» EXERCISE BRIEF:
Copy each line below in which the word "feet" occurs.

» GIVEN RECORDS:
--- start ---

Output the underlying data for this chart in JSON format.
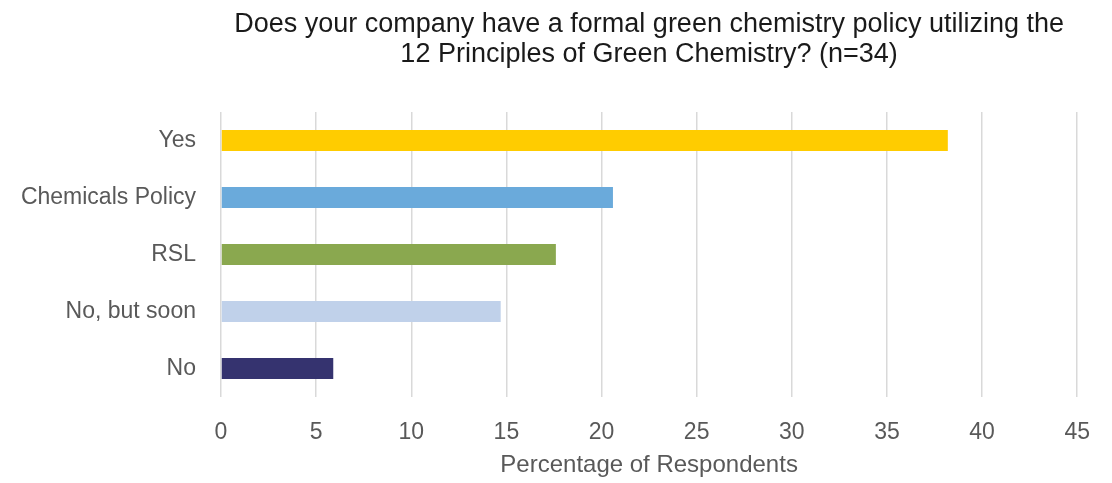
{
  "chart_data": {
    "type": "bar",
    "orientation": "horizontal",
    "title": "Does your company have a formal green chemistry policy utilizing the 12 Principles of Green Chemistry? (n=34)",
    "xlabel": "Percentage of Respondents",
    "categories": [
      "Yes",
      "Chemicals Policy",
      "RSL",
      "No, but soon",
      "No"
    ],
    "values": [
      38.2,
      20.6,
      17.6,
      14.7,
      5.9
    ],
    "colors": [
      "#ffcc00",
      "#6aaadb",
      "#8aa84f",
      "#c0d1ea",
      "#35336f"
    ],
    "xlim": [
      0,
      45
    ],
    "xticks": [
      0,
      5,
      10,
      15,
      20,
      25,
      30,
      35,
      40,
      45
    ],
    "grid": "x"
  }
}
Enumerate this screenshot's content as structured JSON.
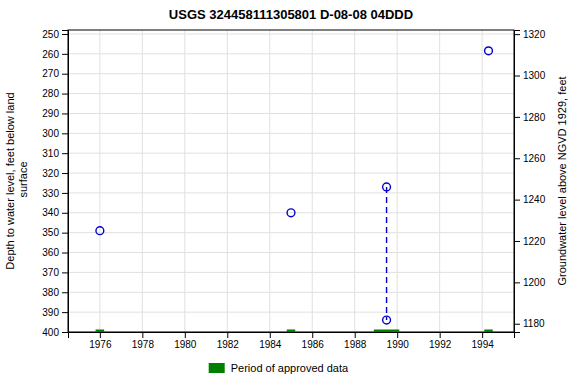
{
  "chart_data": {
    "type": "scatter",
    "title": "USGS 324458111305801 D-08-08 04DDD",
    "ylabel": "Depth to water level, feet below land\n surface",
    "y2label": "Groundwater level above NGVD 1929, feet",
    "xlim": [
      1974.5,
      1995.5
    ],
    "xticks": [
      1976,
      1978,
      1980,
      1982,
      1984,
      1986,
      1988,
      1990,
      1992,
      1994
    ],
    "ylim": [
      400,
      248
    ],
    "yticks": [
      250,
      260,
      270,
      280,
      290,
      300,
      310,
      320,
      330,
      340,
      350,
      360,
      370,
      380,
      390,
      400
    ],
    "y2lim": [
      1176,
      1322
    ],
    "y2ticks": [
      1180,
      1200,
      1220,
      1240,
      1260,
      1280,
      1300,
      1320
    ],
    "grid": true,
    "legend": "bottom",
    "series": [
      {
        "type": "line",
        "line_style": "dashed",
        "color": "#0000CC",
        "x": [
          1989.5,
          1989.5
        ],
        "values": [
          327.0,
          394.0
        ]
      },
      {
        "type": "scatter",
        "marker": "circle",
        "color": "#0000CC",
        "x": [
          1976.0,
          1985.0,
          1989.5,
          1989.5,
          1994.3
        ],
        "values": [
          349.0,
          340.0,
          327.0,
          394.0,
          258.5
        ]
      },
      {
        "name": "Period of approved data",
        "type": "line",
        "line_style": "solid",
        "color": "#008000",
        "x": [
          1975.8,
          1976.2,
          null,
          1984.8,
          1985.2,
          null,
          1988.9,
          1990.1,
          null,
          1994.1,
          1994.5
        ],
        "values": [
          400,
          400,
          null,
          400,
          400,
          null,
          400,
          400,
          null,
          400,
          400
        ]
      }
    ]
  }
}
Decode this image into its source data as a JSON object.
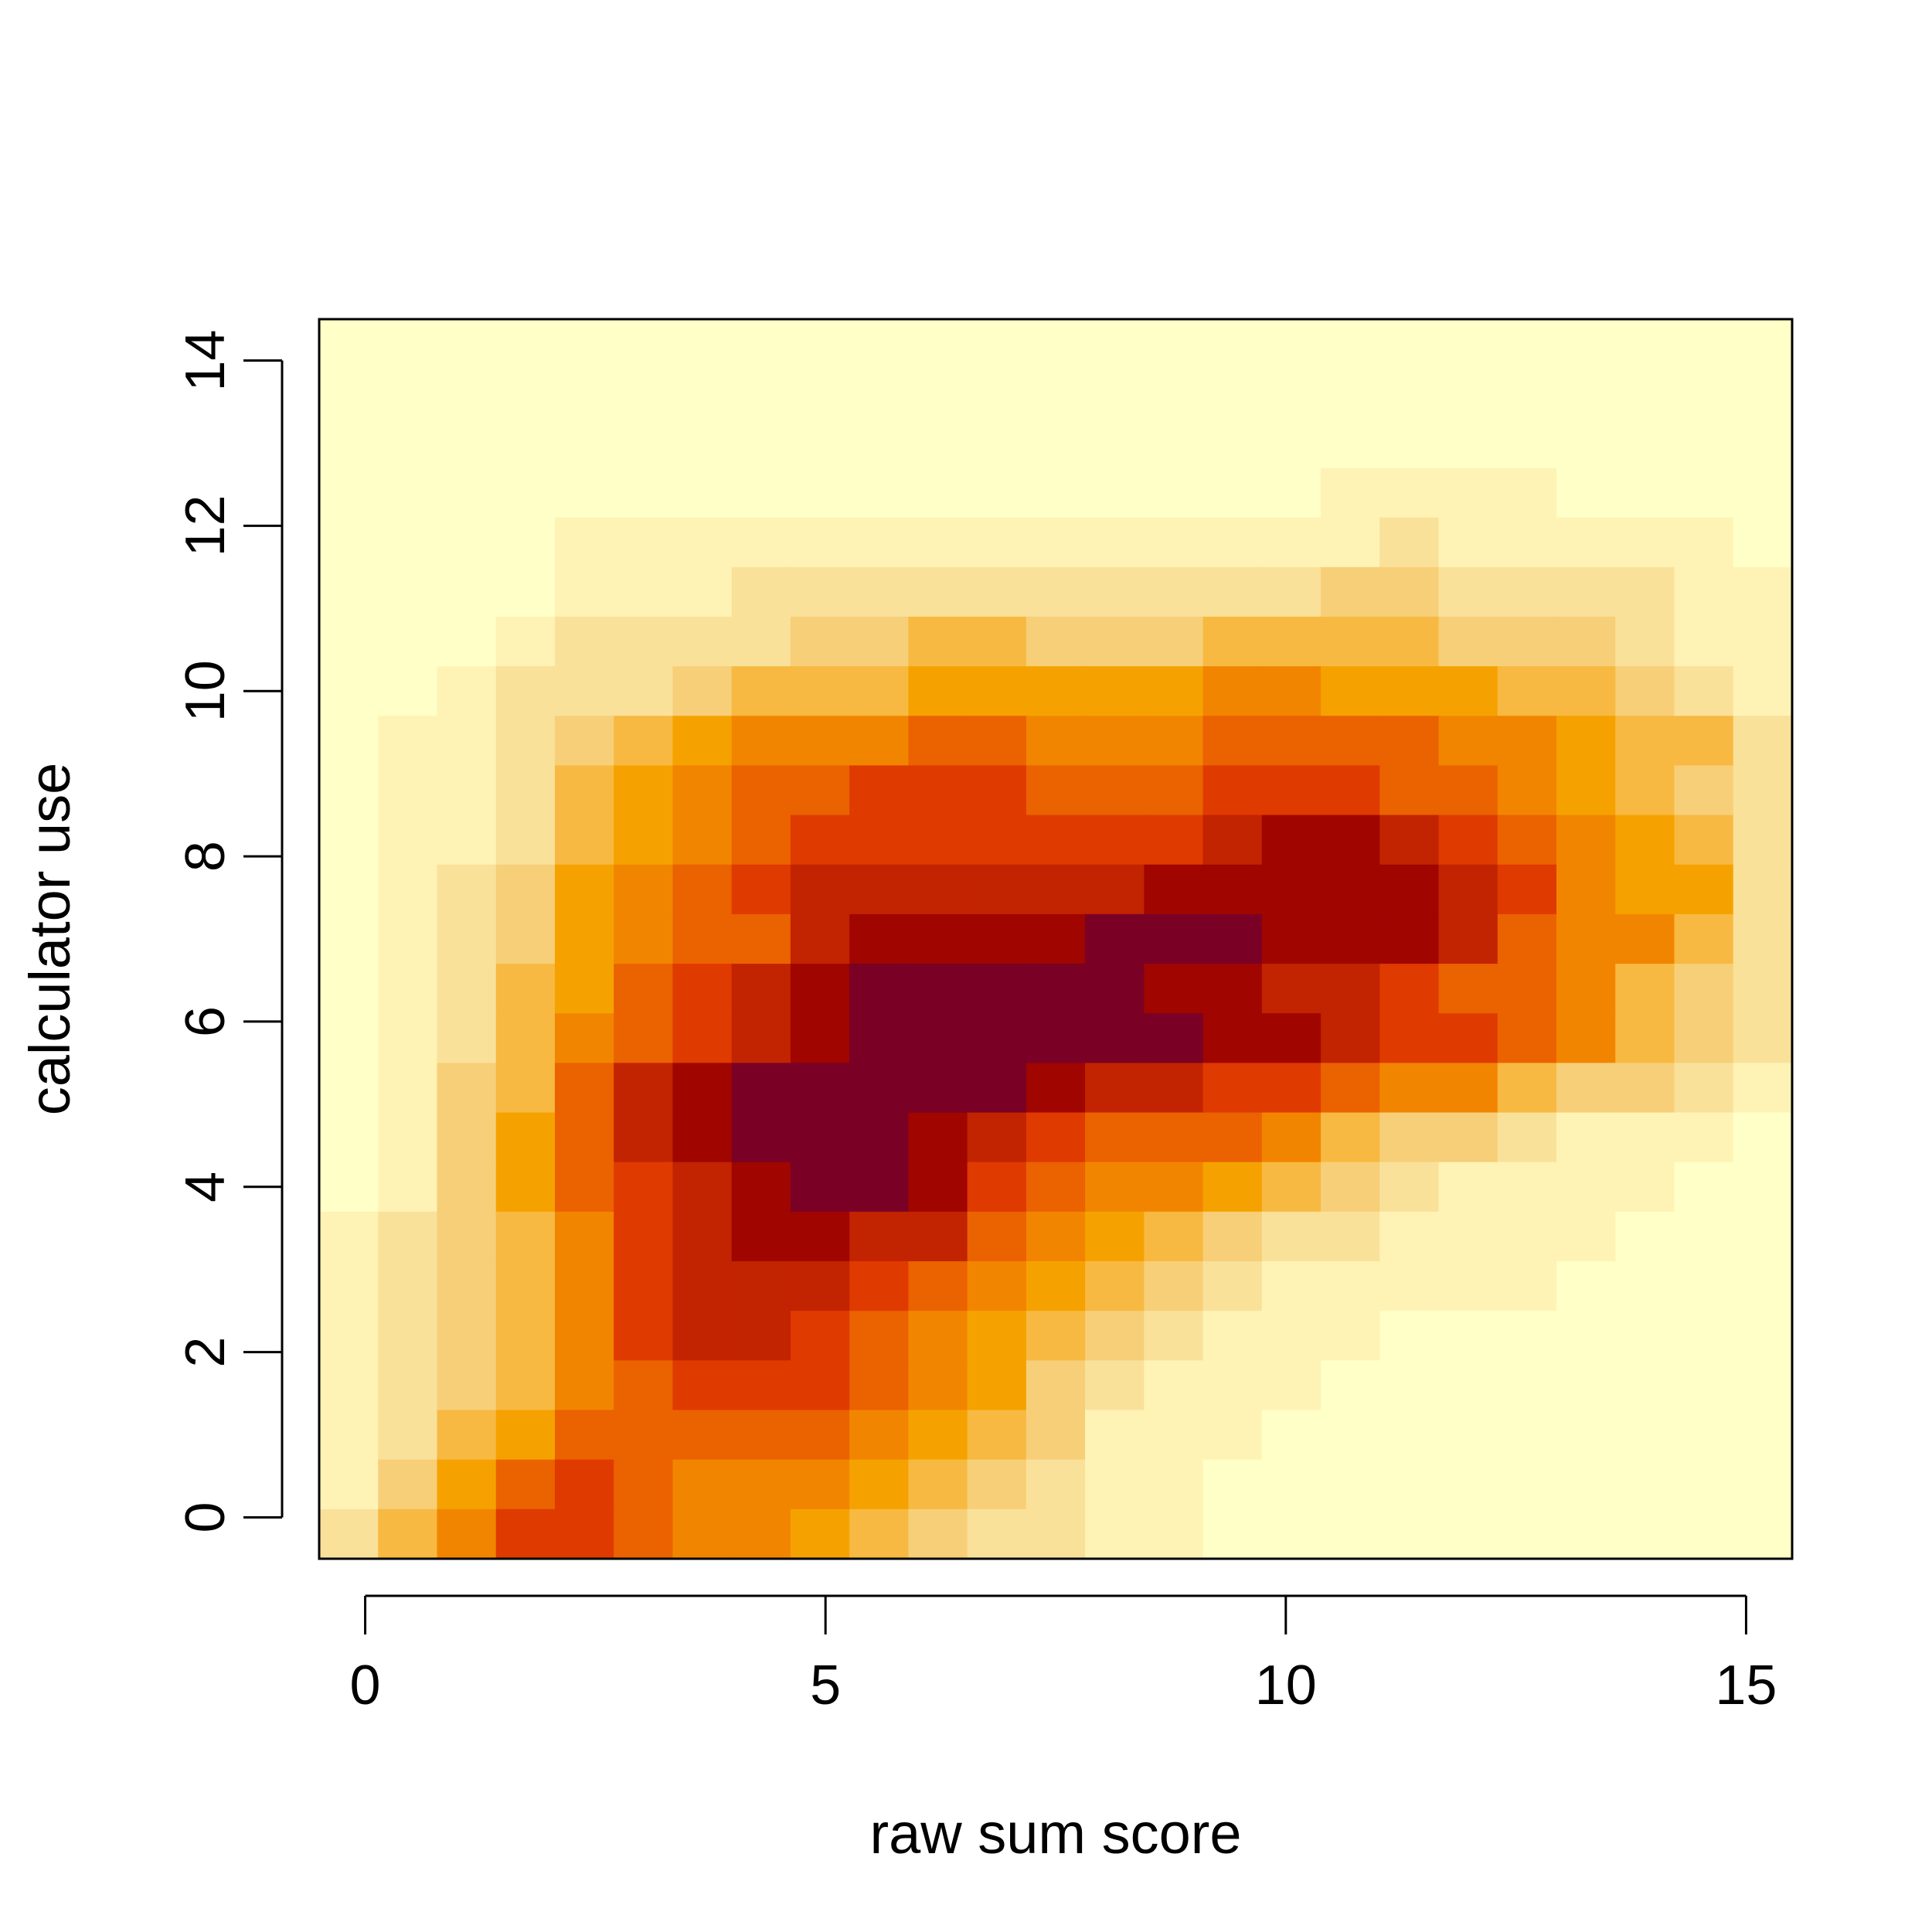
{
  "chart_data": {
    "type": "heatmap",
    "title": "",
    "xlabel": "raw sum score",
    "ylabel": "calculator use",
    "xlim": [
      -0.5,
      15.5
    ],
    "ylim": [
      -0.5,
      14.5
    ],
    "x_ticks": [
      "0",
      "5",
      "10",
      "15"
    ],
    "y_ticks": [
      "0",
      "2",
      "4",
      "6",
      "8",
      "10",
      "12",
      "14"
    ],
    "grid": false,
    "legend": "none",
    "x_bins": 25,
    "y_bins": 25,
    "palette": [
      "#FFFFC8",
      "#FEF3B5",
      "#FAE19A",
      "#F7CF79",
      "#F7B941",
      "#F5A200",
      "#F28500",
      "#EB6200",
      "#DF3A00",
      "#C22300",
      "#A00500",
      "#7A0025"
    ],
    "levels": [
      [
        0,
        0,
        0,
        0,
        0,
        0,
        0,
        0,
        0,
        0,
        0,
        0,
        0,
        0,
        0,
        0,
        0,
        0,
        0,
        0,
        0,
        0,
        0,
        0,
        0
      ],
      [
        0,
        0,
        0,
        0,
        0,
        0,
        0,
        0,
        0,
        0,
        0,
        0,
        0,
        0,
        0,
        0,
        0,
        0,
        0,
        0,
        0,
        0,
        0,
        0,
        0
      ],
      [
        0,
        0,
        0,
        0,
        0,
        0,
        0,
        0,
        0,
        0,
        0,
        0,
        0,
        0,
        0,
        0,
        0,
        0,
        0,
        0,
        0,
        0,
        0,
        0,
        0
      ],
      [
        0,
        0,
        0,
        0,
        0,
        0,
        0,
        0,
        0,
        0,
        0,
        0,
        0,
        0,
        0,
        0,
        0,
        1,
        1,
        1,
        1,
        0,
        0,
        0,
        0
      ],
      [
        0,
        0,
        0,
        0,
        1,
        1,
        1,
        1,
        1,
        1,
        1,
        1,
        1,
        1,
        1,
        1,
        1,
        1,
        2,
        1,
        1,
        1,
        1,
        1,
        0
      ],
      [
        0,
        0,
        0,
        0,
        1,
        1,
        1,
        2,
        2,
        2,
        2,
        2,
        2,
        2,
        2,
        2,
        2,
        3,
        3,
        2,
        2,
        2,
        2,
        1,
        1
      ],
      [
        0,
        0,
        0,
        1,
        2,
        2,
        2,
        2,
        3,
        3,
        4,
        4,
        3,
        3,
        3,
        4,
        4,
        4,
        4,
        3,
        3,
        3,
        2,
        1,
        1
      ],
      [
        0,
        0,
        1,
        2,
        2,
        2,
        3,
        4,
        4,
        4,
        5,
        5,
        5,
        5,
        5,
        6,
        6,
        5,
        5,
        5,
        4,
        4,
        3,
        2,
        1
      ],
      [
        0,
        1,
        1,
        2,
        3,
        4,
        5,
        6,
        6,
        6,
        7,
        7,
        6,
        6,
        6,
        7,
        7,
        7,
        7,
        6,
        6,
        5,
        4,
        4,
        2
      ],
      [
        0,
        1,
        1,
        2,
        4,
        5,
        6,
        7,
        7,
        8,
        8,
        8,
        7,
        7,
        7,
        8,
        8,
        8,
        7,
        7,
        6,
        5,
        4,
        3,
        2
      ],
      [
        0,
        1,
        1,
        2,
        4,
        5,
        6,
        7,
        8,
        8,
        8,
        8,
        8,
        8,
        8,
        9,
        10,
        10,
        9,
        8,
        7,
        6,
        5,
        4,
        2
      ],
      [
        0,
        1,
        2,
        3,
        5,
        6,
        7,
        8,
        9,
        9,
        9,
        9,
        9,
        9,
        10,
        10,
        10,
        10,
        10,
        9,
        8,
        6,
        5,
        5,
        2
      ],
      [
        0,
        1,
        2,
        3,
        5,
        6,
        7,
        7,
        9,
        10,
        10,
        10,
        10,
        11,
        11,
        11,
        10,
        10,
        10,
        9,
        7,
        6,
        6,
        4,
        2
      ],
      [
        0,
        1,
        2,
        4,
        5,
        7,
        8,
        9,
        10,
        11,
        11,
        11,
        11,
        11,
        10,
        10,
        9,
        9,
        8,
        7,
        7,
        6,
        4,
        3,
        2
      ],
      [
        0,
        1,
        2,
        4,
        6,
        7,
        8,
        9,
        10,
        11,
        11,
        11,
        11,
        11,
        11,
        10,
        10,
        9,
        8,
        8,
        7,
        6,
        4,
        3,
        2
      ],
      [
        0,
        1,
        3,
        4,
        7,
        9,
        10,
        11,
        11,
        11,
        11,
        11,
        10,
        9,
        9,
        8,
        8,
        7,
        6,
        6,
        4,
        3,
        3,
        2,
        1
      ],
      [
        0,
        1,
        3,
        5,
        7,
        9,
        10,
        11,
        11,
        11,
        10,
        9,
        8,
        7,
        7,
        7,
        6,
        4,
        3,
        3,
        2,
        1,
        1,
        1,
        0
      ],
      [
        0,
        1,
        3,
        5,
        7,
        8,
        9,
        10,
        11,
        11,
        10,
        8,
        7,
        6,
        6,
        5,
        4,
        3,
        2,
        1,
        1,
        1,
        1,
        0,
        0
      ],
      [
        1,
        2,
        3,
        4,
        6,
        8,
        9,
        10,
        10,
        9,
        9,
        7,
        6,
        5,
        4,
        3,
        2,
        2,
        1,
        1,
        1,
        1,
        0,
        0,
        0
      ],
      [
        1,
        2,
        3,
        4,
        6,
        8,
        9,
        9,
        9,
        8,
        7,
        6,
        5,
        4,
        3,
        2,
        1,
        1,
        1,
        1,
        1,
        0,
        0,
        0,
        0
      ],
      [
        1,
        2,
        3,
        4,
        6,
        8,
        9,
        9,
        8,
        7,
        6,
        5,
        4,
        3,
        2,
        1,
        1,
        1,
        0,
        0,
        0,
        0,
        0,
        0,
        0
      ],
      [
        1,
        2,
        3,
        4,
        6,
        7,
        8,
        8,
        8,
        7,
        6,
        5,
        3,
        2,
        1,
        1,
        1,
        0,
        0,
        0,
        0,
        0,
        0,
        0,
        0
      ],
      [
        1,
        2,
        4,
        5,
        7,
        7,
        7,
        7,
        7,
        6,
        5,
        4,
        3,
        1,
        1,
        1,
        0,
        0,
        0,
        0,
        0,
        0,
        0,
        0,
        0
      ],
      [
        1,
        3,
        5,
        7,
        8,
        7,
        6,
        6,
        6,
        5,
        4,
        3,
        2,
        1,
        1,
        0,
        0,
        0,
        0,
        0,
        0,
        0,
        0,
        0,
        0
      ],
      [
        2,
        4,
        6,
        8,
        8,
        7,
        6,
        6,
        5,
        4,
        3,
        2,
        2,
        1,
        1,
        0,
        0,
        0,
        0,
        0,
        0,
        0,
        0,
        0,
        0
      ]
    ]
  }
}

--- end ---

» EXPECTED ANSWER:
    "ylabel": "Depth to water level, feet below land\n surface",
    "y2label": "Groundwater level above NGVD 1929, feet",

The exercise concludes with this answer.